Output all records precisely as written.

==== Provided material

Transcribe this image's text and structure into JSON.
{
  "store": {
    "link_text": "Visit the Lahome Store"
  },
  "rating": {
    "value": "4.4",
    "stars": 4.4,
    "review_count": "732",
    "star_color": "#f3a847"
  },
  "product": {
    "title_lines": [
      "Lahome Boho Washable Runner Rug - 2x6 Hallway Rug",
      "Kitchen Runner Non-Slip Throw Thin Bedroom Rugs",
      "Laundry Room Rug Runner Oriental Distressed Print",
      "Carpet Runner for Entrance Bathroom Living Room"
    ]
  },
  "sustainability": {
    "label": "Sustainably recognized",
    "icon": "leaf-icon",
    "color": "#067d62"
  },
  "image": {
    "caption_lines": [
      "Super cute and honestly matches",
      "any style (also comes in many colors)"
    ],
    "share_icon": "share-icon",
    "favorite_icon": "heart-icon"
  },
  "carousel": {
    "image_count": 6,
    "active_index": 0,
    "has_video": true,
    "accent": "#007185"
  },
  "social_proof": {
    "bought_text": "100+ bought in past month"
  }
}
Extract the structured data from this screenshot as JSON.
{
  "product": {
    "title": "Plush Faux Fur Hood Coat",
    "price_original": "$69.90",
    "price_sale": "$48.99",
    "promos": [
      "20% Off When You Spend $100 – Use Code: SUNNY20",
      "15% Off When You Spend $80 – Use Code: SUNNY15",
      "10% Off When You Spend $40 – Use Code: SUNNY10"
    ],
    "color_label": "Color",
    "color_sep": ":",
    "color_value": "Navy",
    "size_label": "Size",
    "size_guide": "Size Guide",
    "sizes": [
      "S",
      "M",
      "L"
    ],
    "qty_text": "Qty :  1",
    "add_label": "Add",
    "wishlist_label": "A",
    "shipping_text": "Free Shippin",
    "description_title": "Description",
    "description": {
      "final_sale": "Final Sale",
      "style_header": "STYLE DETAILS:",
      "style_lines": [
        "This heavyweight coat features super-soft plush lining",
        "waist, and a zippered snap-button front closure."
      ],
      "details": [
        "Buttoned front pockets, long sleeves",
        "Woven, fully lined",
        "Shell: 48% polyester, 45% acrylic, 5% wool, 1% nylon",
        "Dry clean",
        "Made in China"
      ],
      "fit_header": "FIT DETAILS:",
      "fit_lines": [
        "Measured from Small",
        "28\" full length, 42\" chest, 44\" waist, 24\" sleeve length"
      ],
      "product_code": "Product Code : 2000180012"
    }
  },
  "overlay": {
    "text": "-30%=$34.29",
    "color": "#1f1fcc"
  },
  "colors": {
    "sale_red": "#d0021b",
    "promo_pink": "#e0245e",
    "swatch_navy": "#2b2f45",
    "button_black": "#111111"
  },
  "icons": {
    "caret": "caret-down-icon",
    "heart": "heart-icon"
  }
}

========

_Result for this exercise_
Transcribe this image's text and structure into JSON.
{
  "store": {
    "link_text": "Visit the Lahome Store"
  },
  "rating": {
    "value": "4.4",
    "stars": 4.4,
    "review_count": "732",
    "star_color": "#f3a847"
  },
  "product": {
    "title_lines": [
      "Lahome Boho Washable Runner Rug - 2x6 Hallway Rug",
      "Kitchen Runner Non-Slip Throw Thin Bedroom Rugs",
      "Laundry Room Rug Runner Oriental Distressed Print",
      "Carpet Runner for Entrance Bathroom Living Room"
    ]
  },
  "sustainability": {
    "label": "Sustainably recognized",
    "icon": "leaf-icon",
    "color": "#067d62"
  },
  "image": {
    "caption_lines": [
      "Super cute and honestly matches",
      "any style (also comes in many colors)"
    ],
    "share_icon": "share-icon",
    "favorite_icon": "heart-icon"
  },
  "carousel": {
    "image_count": 6,
    "active_index": 0,
    "has_video": true,
    "accent": "#007185"
  },
  "social_proof": {
    "bought_text": "100+ bought in past month"
  }
}
Extract the structured data from this screenshot as JSON.
{
  "product": {
    "title": "Plush Faux Fur Hood Coat",
    "price_original": "$69.90",
    "price_sale": "$48.99",
    "promos": [
      "20% Off When You Spend $100 – Use Code: SUNNY20",
      "15% Off When You Spend $80 – Use Code: SUNNY15",
      "10% Off When You Spend $40 – Use Code: SUNNY10"
    ],
    "color_label": "Color",
    "color_sep": ":",
    "color_value": "Navy",
    "size_label": "Size",
    "size_guide": "Size Guide",
    "sizes": [
      "S",
      "M",
      "L"
    ],
    "qty_text": "Qty :  1",
    "add_label": "Add",
    "wishlist_label": "A",
    "shipping_text": "Free Shippin",
    "description_title": "Description",
    "description": {
      "final_sale": "Final Sale",
      "style_header": "STYLE DETAILS:",
      "style_lines": [
        "This heavyweight coat features super-soft plush lining",
        "waist, and a zippered snap-button front closure."
      ],
      "details": [
        "Buttoned front pockets, long sleeves",
        "Woven, fully lined",
        "Shell: 48% polyester, 45% acrylic, 5% wool, 1% nylon",
        "Dry clean",
        "Made in China"
      ],
      "fit_header": "FIT DETAILS:",
      "fit_lines": [
        "Measured from Small",
        "28\" full length, 42\" chest, 44\" waist, 24\" sleeve length"
      ],
      "product_code": "Product Code : 2000180012"
    }
  },
  "overlay": {
    "text": "-30%=$34.29",
    "color": "#1f1fcc"
  },
  "colors": {
    "sale_red": "#d0021b",
    "promo_pink": "#e0245e",
    "swatch_navy": "#2b2f45",
    "button_black": "#111111"
  },
  "icons": {
    "caret": "caret-down-icon",
    "heart": "heart-icon"
  }
}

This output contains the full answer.